++++ Exercise input

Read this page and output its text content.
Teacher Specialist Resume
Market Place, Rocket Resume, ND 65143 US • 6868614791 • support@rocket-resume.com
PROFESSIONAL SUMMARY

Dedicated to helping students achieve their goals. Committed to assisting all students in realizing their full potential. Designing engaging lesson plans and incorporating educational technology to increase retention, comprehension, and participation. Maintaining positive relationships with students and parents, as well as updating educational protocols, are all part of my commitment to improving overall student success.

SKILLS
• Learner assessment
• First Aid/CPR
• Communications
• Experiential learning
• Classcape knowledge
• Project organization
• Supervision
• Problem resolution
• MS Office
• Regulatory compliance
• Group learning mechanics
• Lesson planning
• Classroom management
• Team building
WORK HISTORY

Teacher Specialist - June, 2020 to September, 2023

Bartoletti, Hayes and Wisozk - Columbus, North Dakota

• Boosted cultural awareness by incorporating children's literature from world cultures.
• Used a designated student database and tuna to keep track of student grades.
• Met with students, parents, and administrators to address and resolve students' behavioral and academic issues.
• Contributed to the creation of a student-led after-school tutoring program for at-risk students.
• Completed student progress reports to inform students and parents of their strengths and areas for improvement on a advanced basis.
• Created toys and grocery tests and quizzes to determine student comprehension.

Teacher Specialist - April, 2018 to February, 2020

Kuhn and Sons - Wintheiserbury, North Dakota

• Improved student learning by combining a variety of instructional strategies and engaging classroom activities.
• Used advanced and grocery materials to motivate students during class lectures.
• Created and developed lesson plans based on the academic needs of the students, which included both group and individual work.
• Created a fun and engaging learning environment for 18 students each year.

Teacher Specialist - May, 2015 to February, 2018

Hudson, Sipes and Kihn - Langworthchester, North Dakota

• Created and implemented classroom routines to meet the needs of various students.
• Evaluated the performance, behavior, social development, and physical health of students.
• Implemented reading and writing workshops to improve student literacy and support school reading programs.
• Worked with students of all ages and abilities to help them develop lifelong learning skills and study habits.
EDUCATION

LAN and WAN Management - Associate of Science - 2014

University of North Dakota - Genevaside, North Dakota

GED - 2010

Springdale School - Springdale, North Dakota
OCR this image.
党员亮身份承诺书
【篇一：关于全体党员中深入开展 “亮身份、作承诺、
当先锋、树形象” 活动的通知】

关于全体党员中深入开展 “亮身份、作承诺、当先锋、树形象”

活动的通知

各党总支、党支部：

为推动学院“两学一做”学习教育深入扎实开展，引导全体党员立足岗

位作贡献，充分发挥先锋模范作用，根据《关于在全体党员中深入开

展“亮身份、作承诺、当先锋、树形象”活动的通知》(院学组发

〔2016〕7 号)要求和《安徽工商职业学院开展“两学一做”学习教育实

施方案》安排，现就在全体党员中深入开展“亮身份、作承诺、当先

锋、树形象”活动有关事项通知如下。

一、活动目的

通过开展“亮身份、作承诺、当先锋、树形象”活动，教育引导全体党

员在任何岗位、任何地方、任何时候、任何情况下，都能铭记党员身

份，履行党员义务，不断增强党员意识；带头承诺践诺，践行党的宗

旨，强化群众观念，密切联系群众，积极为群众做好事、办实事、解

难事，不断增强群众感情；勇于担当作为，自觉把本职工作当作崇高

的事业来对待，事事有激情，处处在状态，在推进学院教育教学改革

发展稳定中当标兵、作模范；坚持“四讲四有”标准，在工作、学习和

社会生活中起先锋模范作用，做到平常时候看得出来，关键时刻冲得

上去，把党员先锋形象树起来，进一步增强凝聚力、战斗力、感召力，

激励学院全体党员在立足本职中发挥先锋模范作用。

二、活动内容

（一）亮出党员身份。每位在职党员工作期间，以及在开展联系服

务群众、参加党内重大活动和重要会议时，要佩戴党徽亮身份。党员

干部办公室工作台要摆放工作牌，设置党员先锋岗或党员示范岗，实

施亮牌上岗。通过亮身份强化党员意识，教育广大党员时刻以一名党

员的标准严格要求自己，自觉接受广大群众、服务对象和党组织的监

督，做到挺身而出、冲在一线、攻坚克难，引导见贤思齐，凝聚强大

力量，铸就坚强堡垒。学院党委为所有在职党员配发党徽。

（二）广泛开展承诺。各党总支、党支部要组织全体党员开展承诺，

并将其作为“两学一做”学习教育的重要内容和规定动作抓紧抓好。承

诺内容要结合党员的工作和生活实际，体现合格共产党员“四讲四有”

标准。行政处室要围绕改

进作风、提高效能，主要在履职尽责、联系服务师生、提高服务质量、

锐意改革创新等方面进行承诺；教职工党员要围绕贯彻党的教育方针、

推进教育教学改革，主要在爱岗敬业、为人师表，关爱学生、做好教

++++++++

## [Task brief]
All of the data needs to be reproduced exactly, with no line missing.

## [Response below]
Read this page and output its text content.
Teacher Specialist Resume
Market Place, Rocket Resume, ND 65143 US • 6868614791 • support@rocket-resume.com
PROFESSIONAL SUMMARY

Dedicated to helping students achieve their goals. Committed to assisting all students in realizing their full potential. Designing engaging lesson plans and incorporating educational technology to increase retention, comprehension, and participation. Maintaining positive relationships with students and parents, as well as updating educational protocols, are all part of my commitment to improving overall student success.

SKILLS
• Learner assessment
• First Aid/CPR
• Communications
• Experiential learning
• Classcape knowledge
• Project organization
• Supervision
• Problem resolution
• MS Office
• Regulatory compliance
• Group learning mechanics
• Lesson planning
• Classroom management
• Team building
WORK HISTORY

Teacher Specialist - June, 2020 to September, 2023

Bartoletti, Hayes and Wisozk - Columbus, North Dakota

• Boosted cultural awareness by incorporating children's literature from world cultures.
• Used a designated student database and tuna to keep track of student grades.
• Met with students, parents, and administrators to address and resolve students' behavioral and academic issues.
• Contributed to the creation of a student-led after-school tutoring program for at-risk students.
• Completed student progress reports to inform students and parents of their strengths and areas for improvement on a advanced basis.
• Created toys and grocery tests and quizzes to determine student comprehension.

Teacher Specialist - April, 2018 to February, 2020

Kuhn and Sons - Wintheiserbury, North Dakota

• Improved student learning by combining a variety of instructional strategies and engaging classroom activities.
• Used advanced and grocery materials to motivate students during class lectures.
• Created and developed lesson plans based on the academic needs of the students, which included both group and individual work.
• Created a fun and engaging learning environment for 18 students each year.

Teacher Specialist - May, 2015 to February, 2018

Hudson, Sipes and Kihn - Langworthchester, North Dakota

• Created and implemented classroom routines to meet the needs of various students.
• Evaluated the performance, behavior, social development, and physical health of students.
• Implemented reading and writing workshops to improve student literacy and support school reading programs.
• Worked with students of all ages and abilities to help them develop lifelong learning skills and study habits.
EDUCATION

LAN and WAN Management - Associate of Science - 2014

University of North Dakota - Genevaside, North Dakota

GED - 2010

Springdale School - Springdale, North Dakota
OCR this image.
党员亮身份承诺书
【篇一：关于全体党员中深入开展 “亮身份、作承诺、
当先锋、树形象” 活动的通知】

关于全体党员中深入开展 “亮身份、作承诺、当先锋、树形象”

活动的通知

各党总支、党支部：

为推动学院“两学一做”学习教育深入扎实开展，引导全体党员立足岗

位作贡献，充分发挥先锋模范作用，根据《关于在全体党员中深入开

展“亮身份、作承诺、当先锋、树形象”活动的通知》(院学组发

〔2016〕7 号)要求和《安徽工商职业学院开展“两学一做”学习教育实

施方案》安排，现就在全体党员中深入开展“亮身份、作承诺、当先

锋、树形象”活动有关事项通知如下。

一、活动目的

通过开展“亮身份、作承诺、当先锋、树形象”活动，教育引导全体党

员在任何岗位、任何地方、任何时候、任何情况下，都能铭记党员身

份，履行党员义务，不断增强党员意识；带头承诺践诺，践行党的宗

旨，强化群众观念，密切联系群众，积极为群众做好事、办实事、解

难事，不断增强群众感情；勇于担当作为，自觉把本职工作当作崇高

的事业来对待，事事有激情，处处在状态，在推进学院教育教学改革

发展稳定中当标兵、作模范；坚持“四讲四有”标准，在工作、学习和

社会生活中起先锋模范作用，做到平常时候看得出来，关键时刻冲得

上去，把党员先锋形象树起来，进一步增强凝聚力、战斗力、感召力，

激励学院全体党员在立足本职中发挥先锋模范作用。

二、活动内容

（一）亮出党员身份。每位在职党员工作期间，以及在开展联系服

务群众、参加党内重大活动和重要会议时，要佩戴党徽亮身份。党员

干部办公室工作台要摆放工作牌，设置党员先锋岗或党员示范岗，实

施亮牌上岗。通过亮身份强化党员意识，教育广大党员时刻以一名党

员的标准严格要求自己，自觉接受广大群众、服务对象和党组织的监

督，做到挺身而出、冲在一线、攻坚克难，引导见贤思齐，凝聚强大

力量，铸就坚强堡垒。学院党委为所有在职党员配发党徽。

（二）广泛开展承诺。各党总支、党支部要组织全体党员开展承诺，

并将其作为“两学一做”学习教育的重要内容和规定动作抓紧抓好。承

诺内容要结合党员的工作和生活实际，体现合格共产党员“四讲四有”

标准。行政处室要围绕改

进作风、提高效能，主要在履职尽责、联系服务师生、提高服务质量、

锐意改革创新等方面进行承诺；教职工党员要围绕贯彻党的教育方针、

推进教育教学改革，主要在爱岗敬业、为人师表，关爱学生、做好教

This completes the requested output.